> [EXERCISE INSTRUCTIONS]: Return every entry exactly as written.

(Records that describe figures)
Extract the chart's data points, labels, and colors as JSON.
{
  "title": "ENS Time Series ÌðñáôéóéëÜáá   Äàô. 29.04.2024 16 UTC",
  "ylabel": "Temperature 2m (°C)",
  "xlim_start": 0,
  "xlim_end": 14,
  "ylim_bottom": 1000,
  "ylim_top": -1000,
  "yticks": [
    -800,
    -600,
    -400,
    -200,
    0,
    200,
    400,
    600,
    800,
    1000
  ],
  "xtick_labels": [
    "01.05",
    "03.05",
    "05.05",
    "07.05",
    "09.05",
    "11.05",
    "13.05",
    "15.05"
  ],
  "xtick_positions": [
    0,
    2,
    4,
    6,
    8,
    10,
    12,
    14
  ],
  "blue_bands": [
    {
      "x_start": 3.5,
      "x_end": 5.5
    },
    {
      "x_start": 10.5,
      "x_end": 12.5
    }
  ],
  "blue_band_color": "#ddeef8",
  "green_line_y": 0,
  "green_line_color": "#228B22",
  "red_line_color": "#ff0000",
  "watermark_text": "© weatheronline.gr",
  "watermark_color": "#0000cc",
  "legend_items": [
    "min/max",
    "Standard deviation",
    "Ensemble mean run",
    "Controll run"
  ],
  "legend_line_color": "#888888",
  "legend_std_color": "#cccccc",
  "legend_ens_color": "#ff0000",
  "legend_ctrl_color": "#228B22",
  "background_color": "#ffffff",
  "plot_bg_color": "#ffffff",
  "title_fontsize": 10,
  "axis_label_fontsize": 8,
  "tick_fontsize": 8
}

> [RESULT OF THIS EXERCISE]:
Extract the chart's data points, labels, and colors as JSON.
{
  "title": "ENS Time Series ÌðñáôéóéëÜáá   Äàô. 29.04.2024 16 UTC",
  "ylabel": "Temperature 2m (°C)",
  "xlim_start": 0,
  "xlim_end": 14,
  "ylim_bottom": 1000,
  "ylim_top": -1000,
  "yticks": [
    -800,
    -600,
    -400,
    -200,
    0,
    200,
    400,
    600,
    800,
    1000
  ],
  "xtick_labels": [
    "01.05",
    "03.05",
    "05.05",
    "07.05",
    "09.05",
    "11.05",
    "13.05",
    "15.05"
  ],
  "xtick_positions": [
    0,
    2,
    4,
    6,
    8,
    10,
    12,
    14
  ],
  "blue_bands": [
    {
      "x_start": 3.5,
      "x_end": 5.5
    },
    {
      "x_start": 10.5,
      "x_end": 12.5
    }
  ],
  "blue_band_color": "#ddeef8",
  "green_line_y": 0,
  "green_line_color": "#228B22",
  "red_line_color": "#ff0000",
  "watermark_text": "© weatheronline.gr",
  "watermark_color": "#0000cc",
  "legend_items": [
    "min/max",
    "Standard deviation",
    "Ensemble mean run",
    "Controll run"
  ],
  "legend_line_color": "#888888",
  "legend_std_color": "#cccccc",
  "legend_ens_color": "#ff0000",
  "legend_ctrl_color": "#228B22",
  "background_color": "#ffffff",
  "plot_bg_color": "#ffffff",
  "title_fontsize": 10,
  "axis_label_fontsize": 8,
  "tick_fontsize": 8
}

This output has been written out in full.